BEGIN

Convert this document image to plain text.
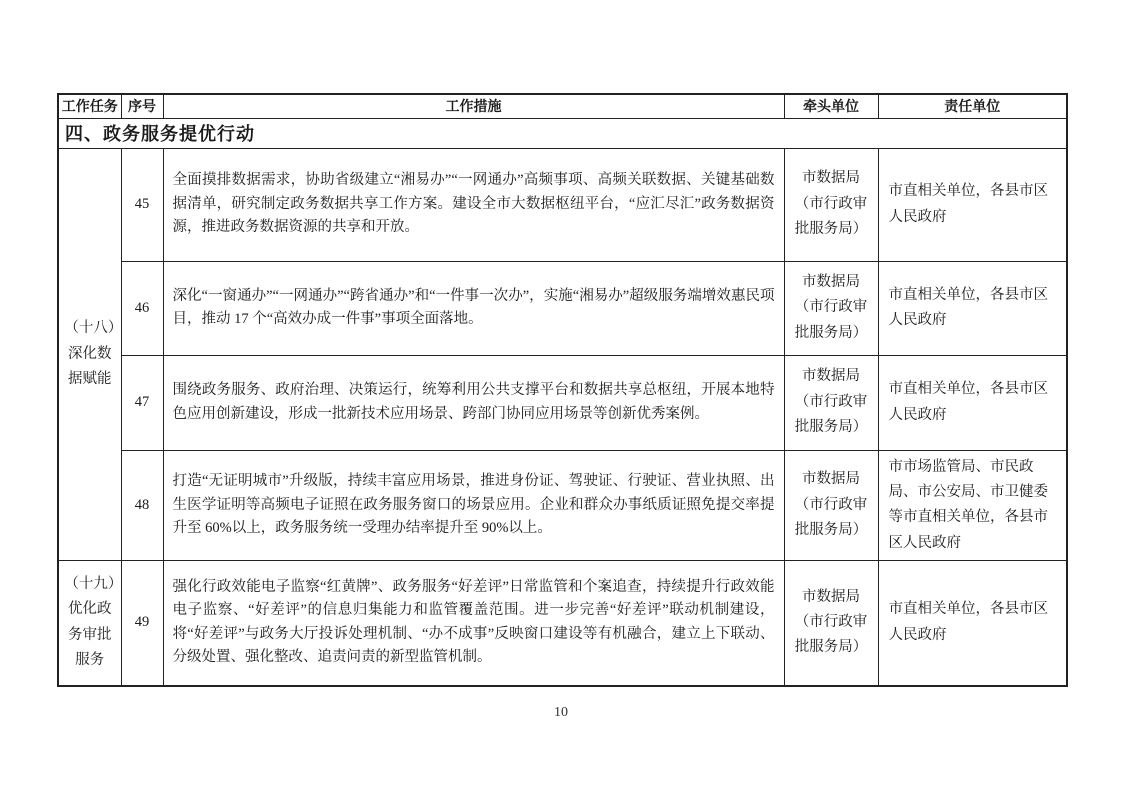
工作任务	序号	工作措施	牵头单位	责任单位
四、政务服务提优行动				
（十八）深化数据赋能	45	全面摸排数据需求，协助省级建立“湘易办”“一网通办”高频事项、高频关联数据、关键基础数据清单，研究制定政务数据共享工作方案。建设全市大数据枢纽平台，“应汇尽汇”政务数据资源，推进政务数据资源的共享和开放。	市数据局（市行政审批服务局）	市直相关单位，各县市区人民政府
	46	深化“一窗通办”“一网通办”“跨省通办”和“一件事一次办”，实施“湘易办”超级服务端增效惠民项目，推动 17 个“高效办成一件事”事项全面落地。	市数据局（市行政审批服务局）	市直相关单位，各县市区人民政府
	47	围绕政务服务、政府治理、决策运行，统筹利用公共支撑平台和数据共享总枢纽，开展本地特色应用创新建设，形成一批新技术应用场景、跨部门协同应用场景等创新优秀案例。	市数据局（市行政审批服务局）	市直相关单位，各县市区人民政府
	48	打造“无证明城市”升级版，持续丰富应用场景，推进身份证、驾驶证、行驶证、营业执照、出生医学证明等高频电子证照在政务服务窗口的场景应用。企业和群众办事纸质证照免提交率提升至 60%以上，政务服务统一受理办结率提升至 90%以上。	市数据局（市行政审批服务局）	市市场监管局、市民政局、市公安局、市卫健委等市直相关单位，各县市区人民政府
（十九）优化政务审批服务	49	强化行政效能电子监察“红黄牌”、政务服务“好差评”日常监管和个案追查，持续提升行政效能电子监察、“好差评”的信息归集能力和监管覆盖范围。进一步完善“好差评”联动机制建设，将“好差评”与政务大厅投诉处理机制、“办不成事”反映窗口建设等有机融合，建立上下联动、分级处置、强化整改、追责问责的新型监管机制。	市数据局（市行政审批服务局）	市直相关单位，各县市区人民政府
10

END

▶ DIRECTIONS
Leave out the pictures and give the listing above again exactly.

▶ FINISHED TASK
Convert this document image to plain text.
工作任务	序号	工作措施	牵头单位	责任单位
四、政务服务提优行动				
（十八）深化数据赋能	45	全面摸排数据需求，协助省级建立“湘易办”“一网通办”高频事项、高频关联数据、关键基础数据清单，研究制定政务数据共享工作方案。建设全市大数据枢纽平台，“应汇尽汇”政务数据资源，推进政务数据资源的共享和开放。	市数据局（市行政审批服务局）	市直相关单位，各县市区人民政府
	46	深化“一窗通办”“一网通办”“跨省通办”和“一件事一次办”，实施“湘易办”超级服务端增效惠民项目，推动 17 个“高效办成一件事”事项全面落地。	市数据局（市行政审批服务局）	市直相关单位，各县市区人民政府
	47	围绕政务服务、政府治理、决策运行，统筹利用公共支撑平台和数据共享总枢纽，开展本地特色应用创新建设，形成一批新技术应用场景、跨部门协同应用场景等创新优秀案例。	市数据局（市行政审批服务局）	市直相关单位，各县市区人民政府
	48	打造“无证明城市”升级版，持续丰富应用场景，推进身份证、驾驶证、行驶证、营业执照、出生医学证明等高频电子证照在政务服务窗口的场景应用。企业和群众办事纸质证照免提交率提升至 60%以上，政务服务统一受理办结率提升至 90%以上。	市数据局（市行政审批服务局）	市市场监管局、市民政局、市公安局、市卫健委等市直相关单位，各县市区人民政府
（十九）优化政务审批服务	49	强化行政效能电子监察“红黄牌”、政务服务“好差评”日常监管和个案追查，持续提升行政效能电子监察、“好差评”的信息归集能力和监管覆盖范围。进一步完善“好差评”联动机制建设，将“好差评”与政务大厅投诉处理机制、“办不成事”反映窗口建设等有机融合，建立上下联动、分级处置、强化整改、追责问责的新型监管机制。	市数据局（市行政审批服务局）	市直相关单位，各县市区人民政府
10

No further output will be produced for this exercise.